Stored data
---+---

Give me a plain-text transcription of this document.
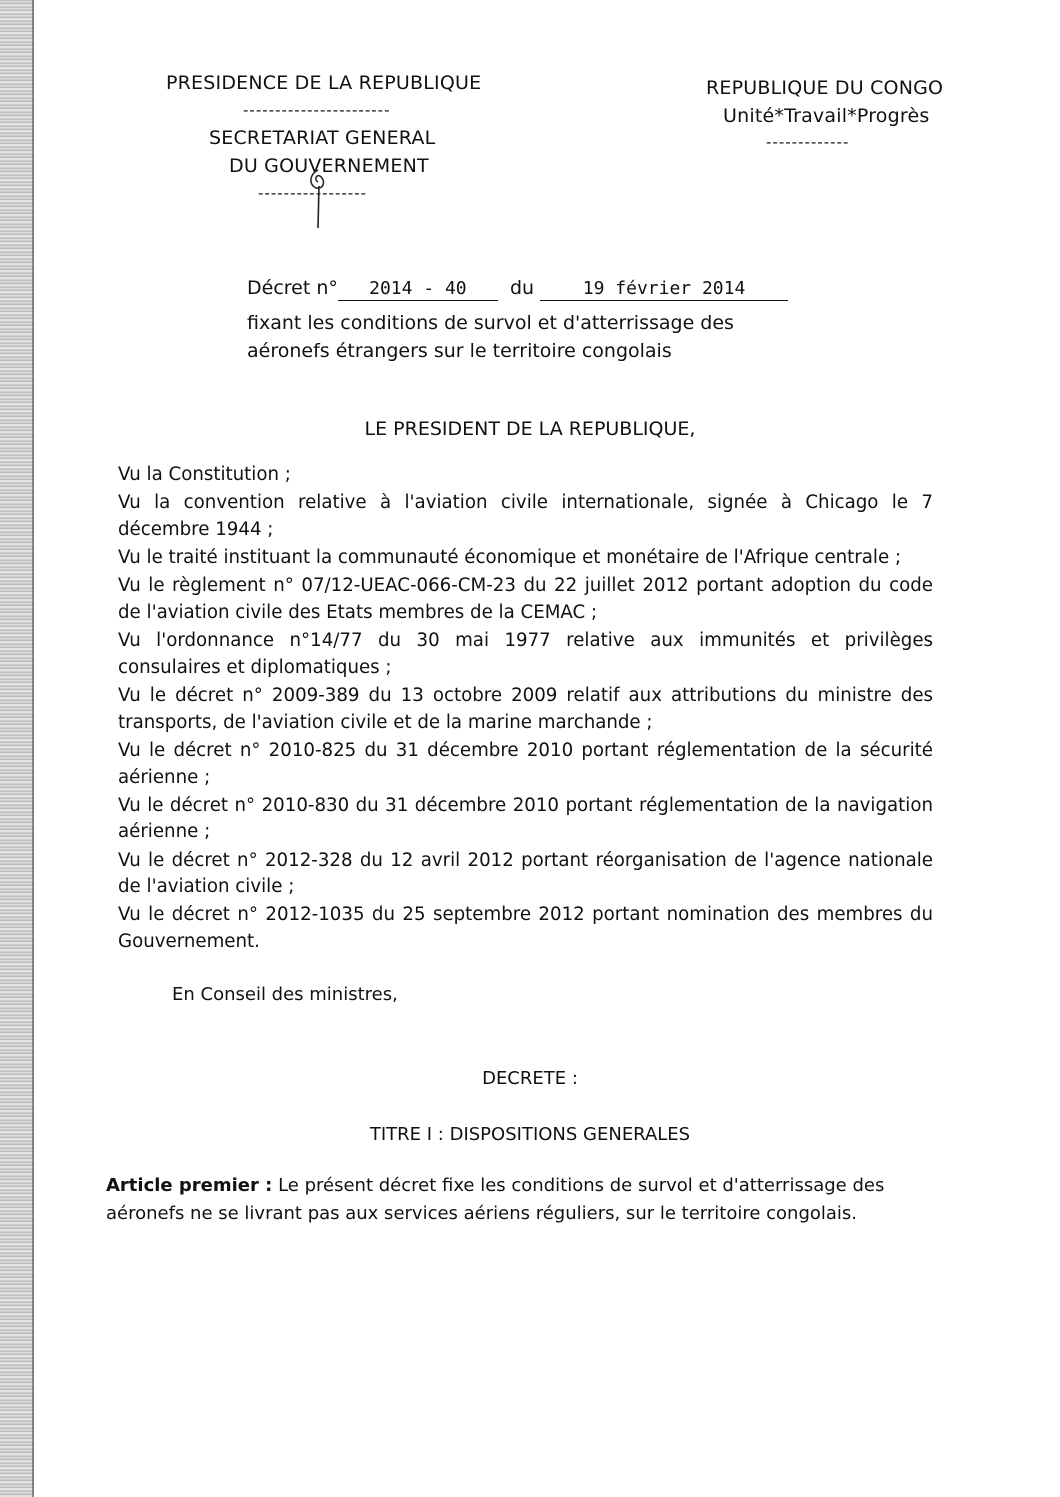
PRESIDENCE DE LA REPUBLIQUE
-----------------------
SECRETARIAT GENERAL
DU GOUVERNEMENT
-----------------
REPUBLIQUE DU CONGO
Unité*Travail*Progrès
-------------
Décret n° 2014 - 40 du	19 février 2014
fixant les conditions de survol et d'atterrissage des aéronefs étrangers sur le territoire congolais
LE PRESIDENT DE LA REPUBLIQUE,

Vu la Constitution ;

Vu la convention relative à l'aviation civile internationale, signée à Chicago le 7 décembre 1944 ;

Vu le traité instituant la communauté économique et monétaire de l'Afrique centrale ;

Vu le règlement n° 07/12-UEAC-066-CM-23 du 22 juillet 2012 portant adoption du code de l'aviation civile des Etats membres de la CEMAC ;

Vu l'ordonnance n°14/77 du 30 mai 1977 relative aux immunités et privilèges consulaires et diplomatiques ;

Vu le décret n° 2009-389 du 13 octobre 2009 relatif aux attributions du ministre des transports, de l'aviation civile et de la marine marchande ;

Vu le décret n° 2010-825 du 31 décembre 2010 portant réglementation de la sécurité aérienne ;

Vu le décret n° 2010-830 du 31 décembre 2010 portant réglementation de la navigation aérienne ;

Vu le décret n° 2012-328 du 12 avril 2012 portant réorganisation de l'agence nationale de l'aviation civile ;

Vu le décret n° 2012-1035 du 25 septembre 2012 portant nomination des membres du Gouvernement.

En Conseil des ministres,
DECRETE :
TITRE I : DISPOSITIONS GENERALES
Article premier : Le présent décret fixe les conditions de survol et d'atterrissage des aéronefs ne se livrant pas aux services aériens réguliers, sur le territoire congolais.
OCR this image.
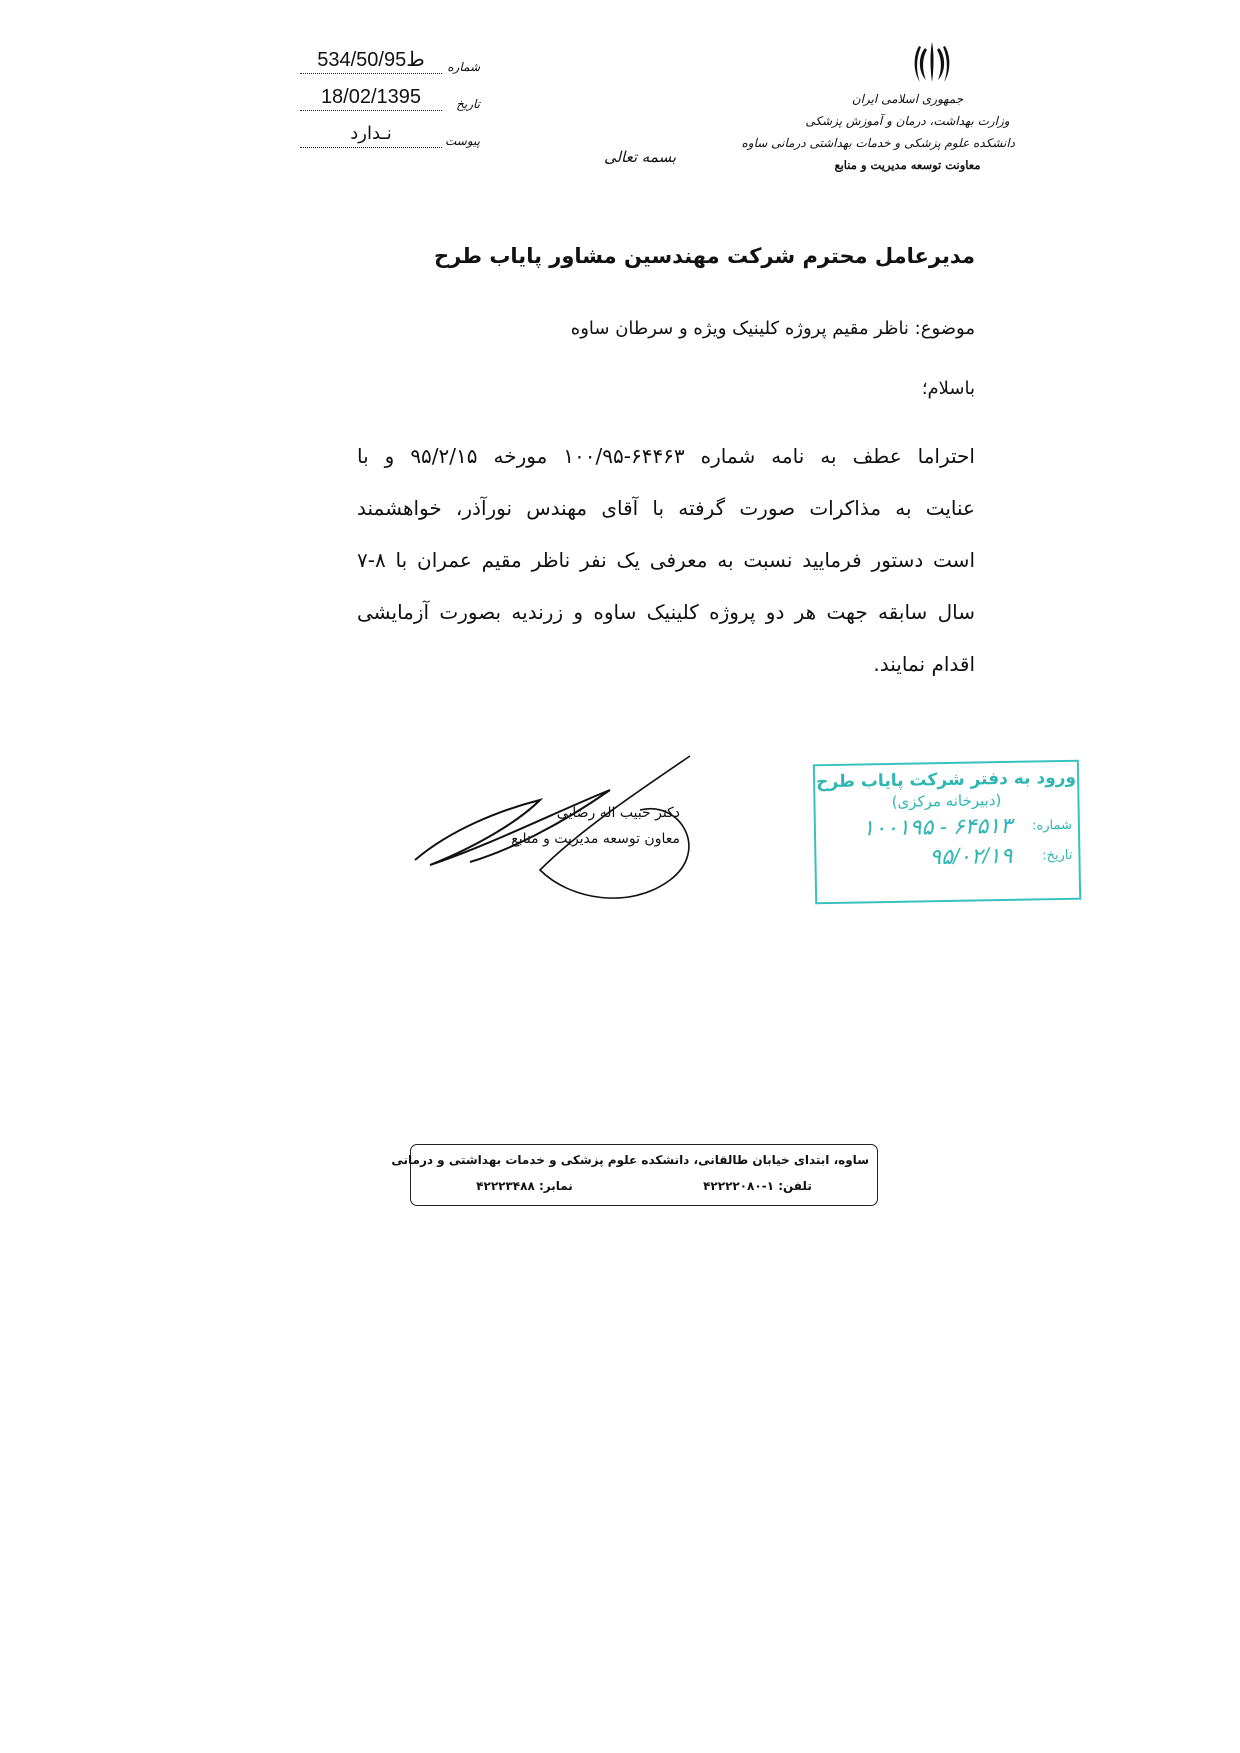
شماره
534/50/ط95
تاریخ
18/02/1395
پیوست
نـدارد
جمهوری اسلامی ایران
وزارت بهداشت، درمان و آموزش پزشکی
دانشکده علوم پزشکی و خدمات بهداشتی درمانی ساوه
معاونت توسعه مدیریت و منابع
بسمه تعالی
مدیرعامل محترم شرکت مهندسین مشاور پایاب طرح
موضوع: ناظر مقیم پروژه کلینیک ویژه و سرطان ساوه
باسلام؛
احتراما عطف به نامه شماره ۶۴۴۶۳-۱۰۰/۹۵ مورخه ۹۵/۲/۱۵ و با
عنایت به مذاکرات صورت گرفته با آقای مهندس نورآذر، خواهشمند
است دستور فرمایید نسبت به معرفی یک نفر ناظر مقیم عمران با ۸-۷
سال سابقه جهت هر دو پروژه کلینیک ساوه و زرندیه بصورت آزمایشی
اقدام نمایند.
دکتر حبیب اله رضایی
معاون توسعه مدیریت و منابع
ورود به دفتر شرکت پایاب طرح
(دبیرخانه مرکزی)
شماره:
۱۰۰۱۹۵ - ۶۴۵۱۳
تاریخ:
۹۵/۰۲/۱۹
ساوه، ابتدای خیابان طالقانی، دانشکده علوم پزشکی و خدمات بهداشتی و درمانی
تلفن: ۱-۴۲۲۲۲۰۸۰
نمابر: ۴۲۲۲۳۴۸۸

---+---

Where a line in the entries holds "مقیم", copy that line.

■ **EXERCISE OUTPUT**
موضوع: ناظر مقیم پروژه کلینیک ویژه و سرطان ساوه
است دستور فرمایید نسبت به معرفی یک نفر ناظر مقیم عمران با ۸-۷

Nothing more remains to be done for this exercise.